Collection entries
--- START ---

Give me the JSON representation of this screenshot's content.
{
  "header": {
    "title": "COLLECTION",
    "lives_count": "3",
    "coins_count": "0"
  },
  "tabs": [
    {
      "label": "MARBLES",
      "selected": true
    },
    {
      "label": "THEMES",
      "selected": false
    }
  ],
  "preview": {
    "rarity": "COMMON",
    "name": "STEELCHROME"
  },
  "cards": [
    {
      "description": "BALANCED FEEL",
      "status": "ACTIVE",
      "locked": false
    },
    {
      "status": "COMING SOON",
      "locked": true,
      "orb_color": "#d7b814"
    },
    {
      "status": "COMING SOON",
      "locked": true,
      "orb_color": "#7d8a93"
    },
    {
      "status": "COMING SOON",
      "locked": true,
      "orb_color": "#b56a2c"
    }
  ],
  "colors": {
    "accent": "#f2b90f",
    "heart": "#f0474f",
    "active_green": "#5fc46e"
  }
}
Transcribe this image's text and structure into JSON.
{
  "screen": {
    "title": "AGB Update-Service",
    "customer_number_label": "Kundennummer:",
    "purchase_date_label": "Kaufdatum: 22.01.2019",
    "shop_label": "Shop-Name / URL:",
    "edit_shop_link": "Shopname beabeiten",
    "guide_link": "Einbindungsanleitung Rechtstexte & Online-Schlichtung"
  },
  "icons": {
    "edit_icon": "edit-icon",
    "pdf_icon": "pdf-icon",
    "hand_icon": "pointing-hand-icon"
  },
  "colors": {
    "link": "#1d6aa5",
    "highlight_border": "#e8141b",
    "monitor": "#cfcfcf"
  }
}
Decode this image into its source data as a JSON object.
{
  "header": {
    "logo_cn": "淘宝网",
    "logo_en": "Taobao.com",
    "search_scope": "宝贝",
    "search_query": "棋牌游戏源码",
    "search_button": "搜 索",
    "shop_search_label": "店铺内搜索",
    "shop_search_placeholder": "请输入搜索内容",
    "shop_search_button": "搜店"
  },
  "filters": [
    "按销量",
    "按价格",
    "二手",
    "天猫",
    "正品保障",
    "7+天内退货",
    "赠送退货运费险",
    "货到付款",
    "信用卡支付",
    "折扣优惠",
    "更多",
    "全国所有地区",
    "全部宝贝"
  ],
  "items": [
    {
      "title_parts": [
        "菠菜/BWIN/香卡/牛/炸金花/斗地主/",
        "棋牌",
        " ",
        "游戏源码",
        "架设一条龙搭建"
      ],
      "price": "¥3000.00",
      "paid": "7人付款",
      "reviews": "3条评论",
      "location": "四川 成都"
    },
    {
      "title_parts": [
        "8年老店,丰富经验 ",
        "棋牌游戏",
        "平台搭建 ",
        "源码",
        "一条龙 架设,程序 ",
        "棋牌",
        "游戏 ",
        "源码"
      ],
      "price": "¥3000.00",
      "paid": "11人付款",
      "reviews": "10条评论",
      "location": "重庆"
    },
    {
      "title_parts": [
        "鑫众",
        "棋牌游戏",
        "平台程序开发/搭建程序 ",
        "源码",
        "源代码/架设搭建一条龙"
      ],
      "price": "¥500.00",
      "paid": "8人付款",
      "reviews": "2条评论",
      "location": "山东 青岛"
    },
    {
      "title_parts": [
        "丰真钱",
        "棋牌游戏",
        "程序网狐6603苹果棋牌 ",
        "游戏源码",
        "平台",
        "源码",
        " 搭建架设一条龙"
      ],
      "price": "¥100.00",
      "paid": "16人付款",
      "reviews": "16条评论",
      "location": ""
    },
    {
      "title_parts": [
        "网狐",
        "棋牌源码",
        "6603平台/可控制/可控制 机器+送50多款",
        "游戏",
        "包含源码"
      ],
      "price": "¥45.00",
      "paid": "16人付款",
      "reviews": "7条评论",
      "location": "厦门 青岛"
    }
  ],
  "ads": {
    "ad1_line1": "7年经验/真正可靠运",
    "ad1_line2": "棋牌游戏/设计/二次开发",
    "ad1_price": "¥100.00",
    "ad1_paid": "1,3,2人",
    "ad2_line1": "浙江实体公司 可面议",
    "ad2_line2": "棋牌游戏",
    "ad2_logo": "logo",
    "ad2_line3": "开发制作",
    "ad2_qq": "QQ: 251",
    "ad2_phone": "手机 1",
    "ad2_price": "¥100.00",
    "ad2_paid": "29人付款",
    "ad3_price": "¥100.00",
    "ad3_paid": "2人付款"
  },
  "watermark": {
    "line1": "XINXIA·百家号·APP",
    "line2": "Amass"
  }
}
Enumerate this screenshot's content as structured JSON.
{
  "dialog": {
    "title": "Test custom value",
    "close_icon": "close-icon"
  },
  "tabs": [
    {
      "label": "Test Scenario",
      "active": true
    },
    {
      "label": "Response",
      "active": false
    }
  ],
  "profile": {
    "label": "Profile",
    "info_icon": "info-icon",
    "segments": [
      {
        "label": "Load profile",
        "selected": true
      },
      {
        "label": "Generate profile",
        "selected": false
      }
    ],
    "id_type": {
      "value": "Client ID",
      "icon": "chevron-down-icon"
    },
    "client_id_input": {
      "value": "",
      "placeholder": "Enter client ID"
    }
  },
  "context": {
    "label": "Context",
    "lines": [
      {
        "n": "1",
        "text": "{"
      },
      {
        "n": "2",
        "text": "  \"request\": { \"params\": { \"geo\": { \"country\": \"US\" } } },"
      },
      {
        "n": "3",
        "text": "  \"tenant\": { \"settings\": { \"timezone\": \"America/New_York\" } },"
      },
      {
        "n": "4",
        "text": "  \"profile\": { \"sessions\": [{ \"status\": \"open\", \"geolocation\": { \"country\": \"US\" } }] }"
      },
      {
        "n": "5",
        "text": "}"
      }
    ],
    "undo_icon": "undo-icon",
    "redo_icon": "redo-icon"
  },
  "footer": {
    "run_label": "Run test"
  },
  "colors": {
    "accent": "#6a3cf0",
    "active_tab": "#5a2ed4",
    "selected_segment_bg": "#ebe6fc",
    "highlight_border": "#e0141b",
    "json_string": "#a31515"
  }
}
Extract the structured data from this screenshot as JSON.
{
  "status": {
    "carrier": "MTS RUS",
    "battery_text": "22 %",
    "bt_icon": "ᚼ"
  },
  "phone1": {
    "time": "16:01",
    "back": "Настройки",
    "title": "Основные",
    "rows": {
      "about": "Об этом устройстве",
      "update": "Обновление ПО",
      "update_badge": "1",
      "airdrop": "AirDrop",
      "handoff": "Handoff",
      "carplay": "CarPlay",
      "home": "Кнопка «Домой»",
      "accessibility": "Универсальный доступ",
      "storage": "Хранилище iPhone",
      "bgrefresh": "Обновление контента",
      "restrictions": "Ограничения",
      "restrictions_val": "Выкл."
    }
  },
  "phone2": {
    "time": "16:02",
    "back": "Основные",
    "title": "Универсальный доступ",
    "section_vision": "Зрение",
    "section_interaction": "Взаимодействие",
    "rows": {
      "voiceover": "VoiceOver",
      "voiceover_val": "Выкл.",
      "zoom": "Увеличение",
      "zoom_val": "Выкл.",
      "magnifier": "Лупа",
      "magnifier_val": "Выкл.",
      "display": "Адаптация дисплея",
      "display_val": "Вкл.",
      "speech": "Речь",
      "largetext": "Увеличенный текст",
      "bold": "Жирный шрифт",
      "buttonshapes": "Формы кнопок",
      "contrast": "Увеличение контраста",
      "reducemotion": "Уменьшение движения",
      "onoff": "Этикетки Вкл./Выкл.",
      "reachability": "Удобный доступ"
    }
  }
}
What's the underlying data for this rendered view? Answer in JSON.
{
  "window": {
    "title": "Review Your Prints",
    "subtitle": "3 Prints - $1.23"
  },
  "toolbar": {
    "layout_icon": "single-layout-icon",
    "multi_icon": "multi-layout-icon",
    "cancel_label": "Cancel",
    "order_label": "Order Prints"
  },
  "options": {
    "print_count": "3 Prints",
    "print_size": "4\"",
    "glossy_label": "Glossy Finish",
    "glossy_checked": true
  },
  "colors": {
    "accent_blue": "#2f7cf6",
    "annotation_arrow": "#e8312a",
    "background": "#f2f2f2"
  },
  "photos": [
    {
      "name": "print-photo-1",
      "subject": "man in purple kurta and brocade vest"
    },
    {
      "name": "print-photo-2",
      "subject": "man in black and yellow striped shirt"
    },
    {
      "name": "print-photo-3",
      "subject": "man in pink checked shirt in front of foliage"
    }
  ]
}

--- END ---

▶ _Objective_:
Scan the listing above. Gather each line that contains the word "false".

▶ _Solution to this task_:
      "selected": false
      "locked": false
      "active": false
        "selected": false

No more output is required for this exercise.